# 1. z-tests (when we know something about the distribution of the data)
## Overview of the theory
As you know from the Lecture Notes, we use z-tests if we either know that the data is distributed normally or if the sample is large enough so we may assume that its averaged value is distributed normally according to the central limit theorem. Note that, to use z-tests, we have to know the variance of the distribution.

## Example 1
Consider an example from the Lecture notes.

A machine produces items having a nominal mass of 1 kg. The mass of a randomly selected item x follows the distribution X ~ N(u, 0.022). If u ‡ 1 then the machinery should be corrected. The mean mass of a randomly sample of 25 items was
found to be 0.989 kg. Test the null hypothesis that Ho: mu = 1 at the 1% significance level.
Note that the alternative hypothesis here is mu ‡ 1, i.e. we deal with the two-tailed test.

In [2]:
mu = 1
sigma = 0.02
n = 25
xbar = 0.989
alpha = 0.01

In [3]:
import numpy as np

In [4]:
z = (xbar - mu)/(sigma / (n ** 0.5))
z

-2.750000000000002

In [5]:
from scipy.stats import norm

In [6]:
p = 2 * norm.cdf(z)

WORK TO COMPLETE :: Can you repeat everything in the z-test notes from "## Overview of" down to "1% significance level.", word for word?

Layout dataset entries:
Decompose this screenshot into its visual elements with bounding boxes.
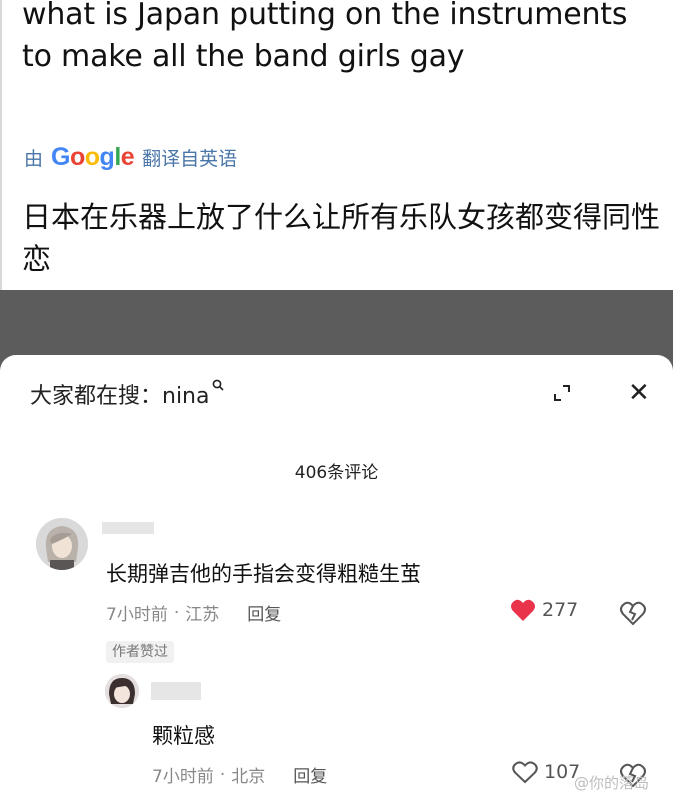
- heart-filled-icon: [511, 599, 535, 621]
- expand-icon[interactable]: [552, 383, 572, 403]
- trending-search-label: 大家都在搜：nina: [30, 384, 210, 409]
- comment-location: 北京: [231, 767, 266, 787]
- translated-text: 日本在乐器上放了什么让所有乐队女孩都变得同性恋: [22, 200, 661, 276]
- trending-search[interactable]: 大家都在搜：nina: [30, 377, 225, 410]
- google-logo: G o o g l e: [51, 142, 135, 172]
- translate-suffix: 翻译自英语: [142, 147, 238, 170]
- google-letter: e: [120, 142, 135, 171]
- google-letter: o: [69, 142, 85, 171]
- comment-text: 长期弹吉他的手指会变得粗糙生茧: [106, 562, 421, 586]
- heart-outline-icon: [512, 761, 538, 784]
- search-icon: [212, 377, 225, 395]
- like-button[interactable]: 107: [512, 760, 580, 784]
- meta-separator: ·: [219, 764, 226, 785]
- comment-meta: 7小时前 · 江苏 回复: [106, 600, 281, 626]
- google-letter: g: [99, 142, 115, 171]
- author-liked-badge: 作者赞过: [106, 641, 174, 663]
- meta-separator: ·: [173, 602, 180, 623]
- tweet-divider: [0, 0, 2, 290]
- close-icon[interactable]: ✕: [628, 380, 650, 406]
- like-count: 277: [542, 599, 579, 621]
- like-button[interactable]: 277: [510, 598, 578, 622]
- reply-button[interactable]: 回复: [247, 600, 281, 625]
- comment-text: 颗粒感: [152, 724, 215, 748]
- translate-prefix: 由: [24, 147, 44, 170]
- tweet-text: what is Japan putting on the instruments…: [22, 0, 628, 74]
- dislike-icon[interactable]: [619, 600, 647, 626]
- username-redacted: [151, 682, 201, 700]
- avatar[interactable]: [36, 518, 88, 570]
- avatar[interactable]: [105, 674, 139, 708]
- google-letter: o: [84, 142, 100, 171]
- comment-time: 7小时前: [106, 605, 168, 625]
- comment-count: 406条评论: [294, 463, 379, 483]
- comment-meta: 7小时前 · 北京 回复: [152, 762, 327, 788]
- username-redacted: [102, 522, 154, 534]
- reply-button[interactable]: 回复: [293, 762, 327, 787]
- google-letter: G: [51, 142, 70, 171]
- tweet-card: what is Japan putting on the instruments…: [0, 0, 673, 290]
- translate-attribution[interactable]: 由 G o o g l e 翻译自英语: [24, 140, 237, 174]
- comment-time: 7小时前: [152, 767, 214, 787]
- watermark: @你的落岛: [574, 774, 650, 792]
- comment-location: 江苏: [185, 605, 220, 625]
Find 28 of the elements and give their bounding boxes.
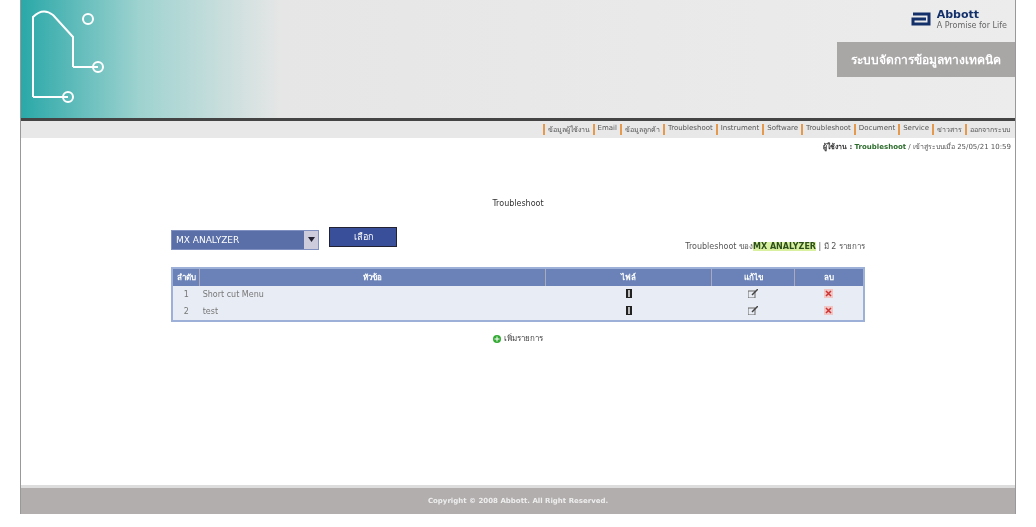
summary-text: Troubleshoot ของ [685, 242, 753, 251]
column-header: แก้ไข [711, 268, 795, 286]
topic-cell: test [199, 303, 546, 321]
instrument-dropdown[interactable]: MX ANALYZER [171, 229, 319, 250]
analyzer-name-link[interactable]: MX ANALYZER [752, 242, 817, 251]
count-text: | มี 2 รายการ [818, 242, 865, 251]
logo-text: Abbott [936, 8, 980, 21]
page-title: Troubleshoot [491, 199, 545, 208]
site-title: ระบบจัดการข้อมูลทางเทคนิค [837, 42, 1015, 77]
file-icon[interactable] [625, 306, 632, 315]
column-header: ไฟล์ [545, 268, 712, 286]
delete-icon[interactable] [824, 306, 834, 315]
topic-cell: Short cut Menu [199, 286, 546, 303]
column-header: ลำดับ [172, 268, 200, 286]
delete-icon[interactable] [824, 289, 834, 298]
logo-tagline: A Promise for Life [936, 21, 1007, 30]
file-icon[interactable] [625, 289, 632, 298]
column-header: หัวข้อ [199, 268, 546, 286]
row-number: 1 [172, 286, 200, 303]
add-item-link[interactable]: เพิ่มรายการ [504, 332, 543, 345]
caret-icon [307, 237, 315, 242]
select-button[interactable]: เลือก [329, 226, 397, 247]
abbott-logo-icon [910, 11, 933, 27]
row-number: 2 [172, 303, 200, 321]
edit-icon[interactable] [748, 289, 759, 298]
edit-icon[interactable] [748, 306, 759, 315]
column-header: ลบ [794, 268, 864, 286]
add-icon [493, 334, 501, 343]
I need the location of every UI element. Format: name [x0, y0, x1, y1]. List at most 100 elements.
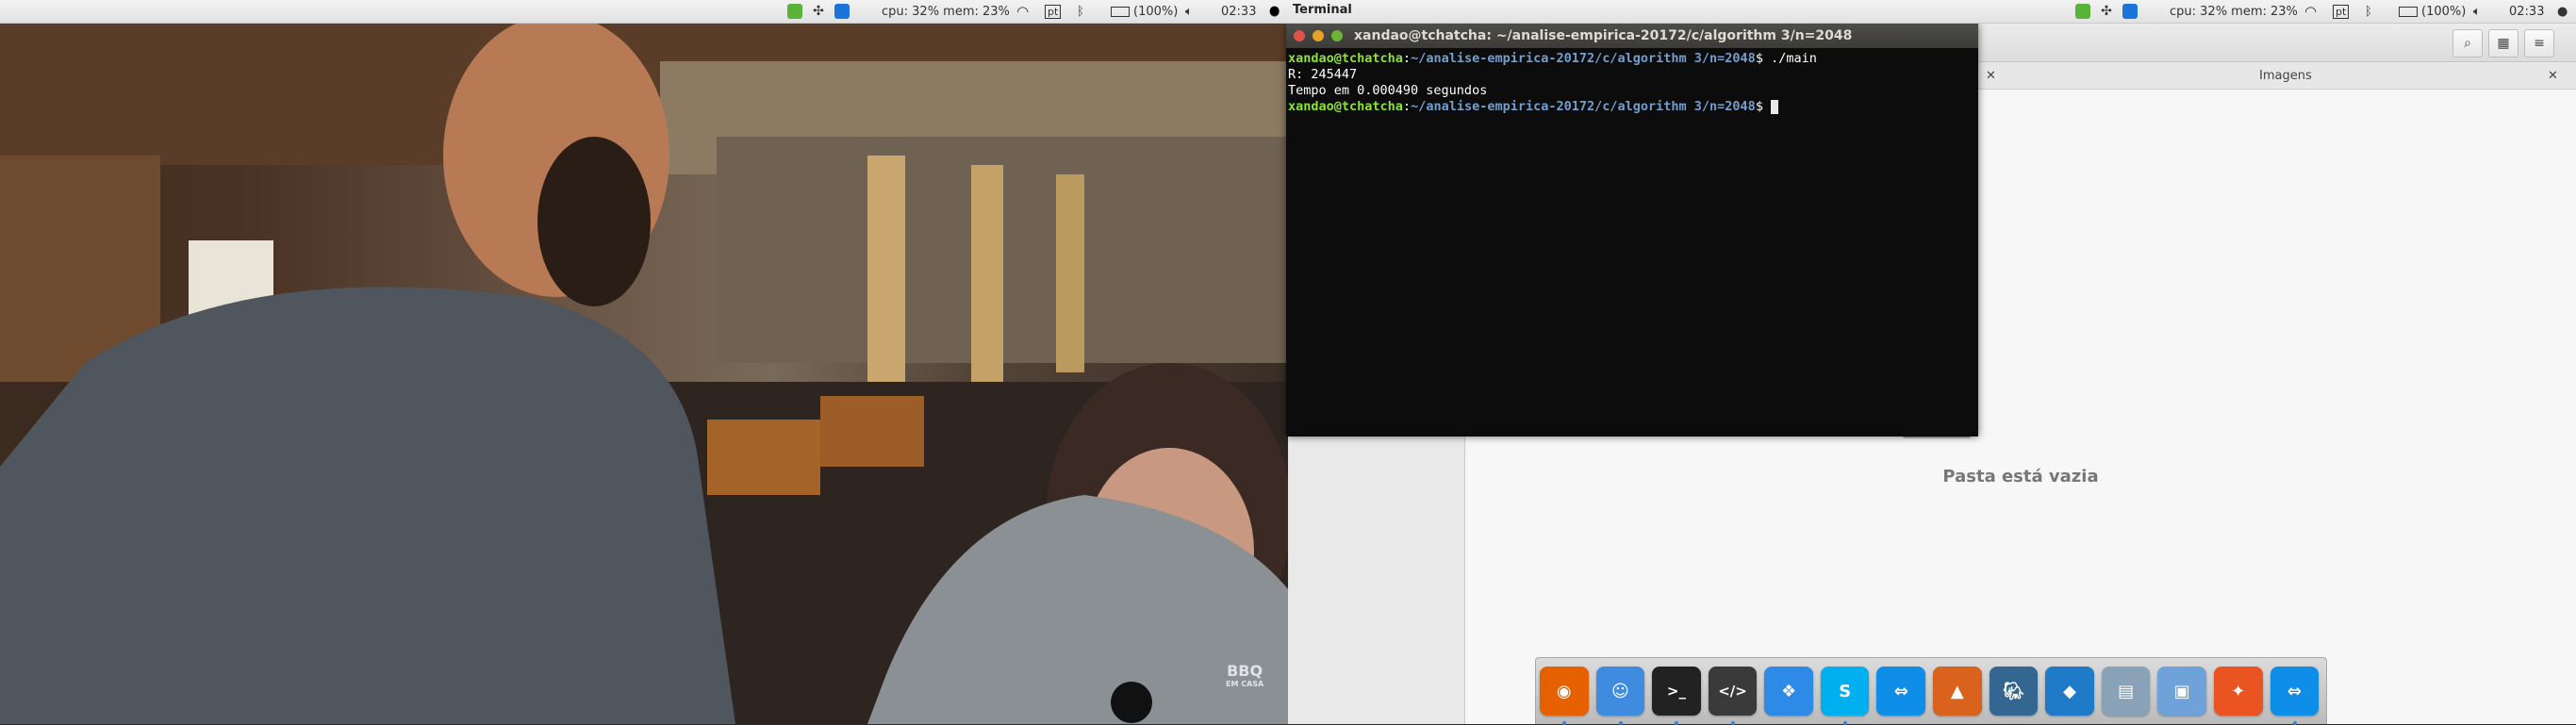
dock-item-postgresql[interactable]: 🐘︎	[1989, 667, 2039, 716]
battery-icon	[1111, 6, 1130, 17]
terminal-output[interactable]: xandao@tchatcha:~/analise-empirica-20172…	[1286, 48, 1978, 118]
wifi-icon-right[interactable]: ◠	[2304, 0, 2317, 23]
apple-menu-icon[interactable]: ●	[1269, 4, 1280, 18]
running-indicator	[1730, 721, 1735, 725]
watermark-line-2: EM CASA	[1226, 680, 1264, 688]
mysql-workbench-icon: ◆	[2063, 681, 2076, 701]
tab-imagens-label[interactable]: Imagens	[2259, 62, 2312, 89]
running-indicator	[1618, 721, 1623, 725]
running-indicator	[1562, 721, 1566, 725]
empty-folder-label: Pasta está vazia	[1942, 467, 2099, 486]
code-editor-icon: </>	[1718, 683, 1747, 700]
prompt-path: ~/analise-empirica-20172/c/algorithm 3/n…	[1411, 51, 1756, 66]
keyboard-layout-indicator-right[interactable]: pt	[2333, 0, 2350, 23]
tab-close-button-2[interactable]: ✕	[2548, 62, 2558, 89]
terminal-titlebar[interactable]: xandao@tchatcha: ~/analise-empirica-2017…	[1286, 24, 1978, 48]
battery-icon-right	[2399, 6, 2418, 17]
dock-item-virtualbox[interactable]: ▣	[2157, 667, 2206, 716]
dock-item-mysql-workbench[interactable]: ◆	[2045, 667, 2094, 716]
grid-icon: ▦	[2497, 36, 2510, 51]
video-player[interactable]: BBQ EM CASA	[0, 24, 1288, 724]
teamviewer-tray-icon[interactable]	[834, 4, 850, 19]
clock[interactable]: 02:33	[1221, 0, 1256, 23]
dropbox-icon: ❖	[1781, 681, 1797, 701]
prompt-path-2: ~/analise-empirica-20172/c/algorithm 3/n…	[1411, 99, 1756, 114]
dock-item-ubuntu-software[interactable]: ✦	[2213, 667, 2263, 716]
prompt-user-host: xandao@tchatcha	[1288, 51, 1403, 66]
close-window-button[interactable]	[1294, 30, 1305, 41]
ubuntu-software-icon: ✦	[2231, 681, 2246, 701]
cpu-mem-indicator[interactable]: cpu: 32% mem: 23%	[882, 0, 1010, 23]
clock-right[interactable]: 02:33	[2509, 0, 2544, 23]
firefox-icon: ◉	[1556, 681, 1572, 701]
dock-item-teamviewer[interactable]: ⇔	[2270, 667, 2320, 725]
watermark-line-1: BBQ	[1227, 662, 1263, 680]
virtualbox-icon: ▣	[2173, 681, 2190, 701]
teamviewer-icon-2: ⇔	[2287, 681, 2302, 701]
postgresql-icon: 🐘︎	[2002, 681, 2024, 701]
dock-item-firefox[interactable]: ◉	[1540, 667, 1589, 725]
hamburger-icon: ≡	[2534, 36, 2545, 51]
search-button[interactable]: ⌕	[2452, 29, 2483, 58]
skype-icon: S	[1839, 681, 1852, 701]
top-panel: ✣ cpu: 32% mem: 23% ◠ pt ᛒ (100%) 🔈︎ 02:…	[0, 0, 1288, 24]
bluetooth-icon[interactable]: ᛒ	[1077, 0, 1084, 23]
terminal-line-2: R: 245447	[1288, 67, 1358, 82]
indicator-group-right: ✣	[2075, 0, 2138, 23]
keyboard-layout-label-right: pt	[2333, 4, 2350, 19]
running-indicator	[1842, 721, 1847, 725]
minimize-window-button[interactable]	[1313, 30, 1324, 41]
battery-label-right: (100%)	[2421, 4, 2467, 19]
battery-label: (100%)	[1133, 4, 1179, 19]
dock-item-teamviewer[interactable]: ⇔	[1876, 667, 1926, 716]
bluetooth-icon-right[interactable]: ᛒ	[2365, 0, 2372, 23]
top-panel-right: ✣ cpu: 32% mem: 23% ◠ pt ᛒ (100%) 🔈︎ 02:…	[1288, 0, 2576, 24]
dock-item-skype[interactable]: S	[1820, 667, 1870, 725]
battery-indicator-right[interactable]: (100%)	[2399, 0, 2466, 23]
update-icon-right[interactable]	[2075, 4, 2090, 19]
terminal-window[interactable]: xandao@tchatcha: ~/analise-empirica-2017…	[1286, 24, 1978, 437]
matlab-icon: ▲	[1950, 681, 1964, 701]
system-menu-icon-right[interactable]: ●	[2557, 0, 2568, 23]
prompt-dollar: $	[1755, 99, 1772, 114]
video-watermark: BBQ EM CASA	[1226, 662, 1264, 691]
dock-item-code-editor[interactable]: </>	[1708, 667, 1758, 725]
terminal-title: xandao@tchatcha: ~/analise-empirica-2017…	[1354, 28, 1853, 43]
terminal-line-3: Tempo em 0.000490 segundos	[1288, 83, 1488, 98]
volume-icon[interactable]: 🔈︎	[1185, 0, 1193, 23]
dock-item-matlab[interactable]: ▲	[1933, 667, 1982, 716]
wifi-icon[interactable]: ◠	[1016, 0, 1029, 23]
finder-icon: ☺	[1610, 681, 1629, 701]
teamviewer-tray-icon-right[interactable]	[2122, 4, 2138, 19]
left-monitor: BBQ EM CASA ✣ cpu: 32% mem: 23% ◠ pt ᛒ (…	[0, 0, 1288, 724]
update-icon[interactable]	[787, 4, 802, 19]
cpu-mem-indicator-right[interactable]: cpu: 32% mem: 23%	[2170, 0, 2298, 23]
running-indicator	[2292, 721, 2297, 725]
puzzle-icon[interactable]: ✣	[810, 4, 827, 19]
maximize-window-button[interactable]	[1331, 30, 1343, 41]
view-grid-button[interactable]: ▦	[2488, 29, 2518, 58]
dock-item-dropbox[interactable]: ❖	[1764, 667, 1813, 716]
prompt-colon: :	[1402, 51, 1412, 66]
menu-button[interactable]: ≡	[2524, 29, 2554, 58]
terminal-line-4: xandao@tchatcha:~/analise-empirica-20172…	[1288, 99, 1976, 115]
application-dock: ◉ ☺ >_ </> ❖ S ⇔ ▲ 🐘︎ ◆ ▤ ▣ ✦ ⇔	[1535, 657, 2327, 725]
teamviewer-icon: ⇔	[1893, 681, 1908, 701]
video-frame	[0, 24, 1288, 724]
dock-item-scanner[interactable]: ▤	[2101, 667, 2151, 716]
running-indicator	[1675, 721, 1679, 725]
prompt-colon-2: :	[1402, 99, 1412, 114]
dock-item-finder[interactable]: ☺	[1595, 667, 1645, 725]
volume-icon-right[interactable]: 🔈︎	[2473, 0, 2481, 23]
active-app-name[interactable]: Terminal	[1293, 3, 1352, 17]
command-text: $ ./main	[1755, 51, 1817, 66]
tab-close-button-1[interactable]: ✕	[1986, 62, 1996, 89]
battery-indicator[interactable]: (100%)	[1111, 0, 1178, 23]
search-icon: ⌕	[2464, 36, 2471, 51]
text-cursor	[1771, 99, 1779, 114]
puzzle-icon-right[interactable]: ✣	[2098, 4, 2115, 19]
keyboard-layout-indicator[interactable]: pt	[1045, 0, 1062, 23]
terminal-icon: >_	[1666, 683, 1686, 700]
indicator-group: ✣	[787, 0, 850, 23]
dock-item-terminal[interactable]: >_	[1652, 667, 1701, 725]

RESULT OF THE TASK ::
## Overview of the theory
As you know from the Lecture Notes, we use z-tests if we either know that the data is distributed normally or if the sample is large enough so we may assume that its averaged value is distributed normally according to the central limit theorem. Note that, to use z-tests, we have to know the variance of the distribution.

## Example 1
Consider an example from the Lecture notes.

A machine produces items having a nominal mass of 1 kg. The mass of a randomly selected item x follows the distribution X ~ N(u, 0.022). If u ‡ 1 then the machinery should be corrected. The mean mass of a randomly sample of 25 items was
found to be 0.989 kg. Test the null hypothesis that Ho: mu = 1 at the 1% significance level.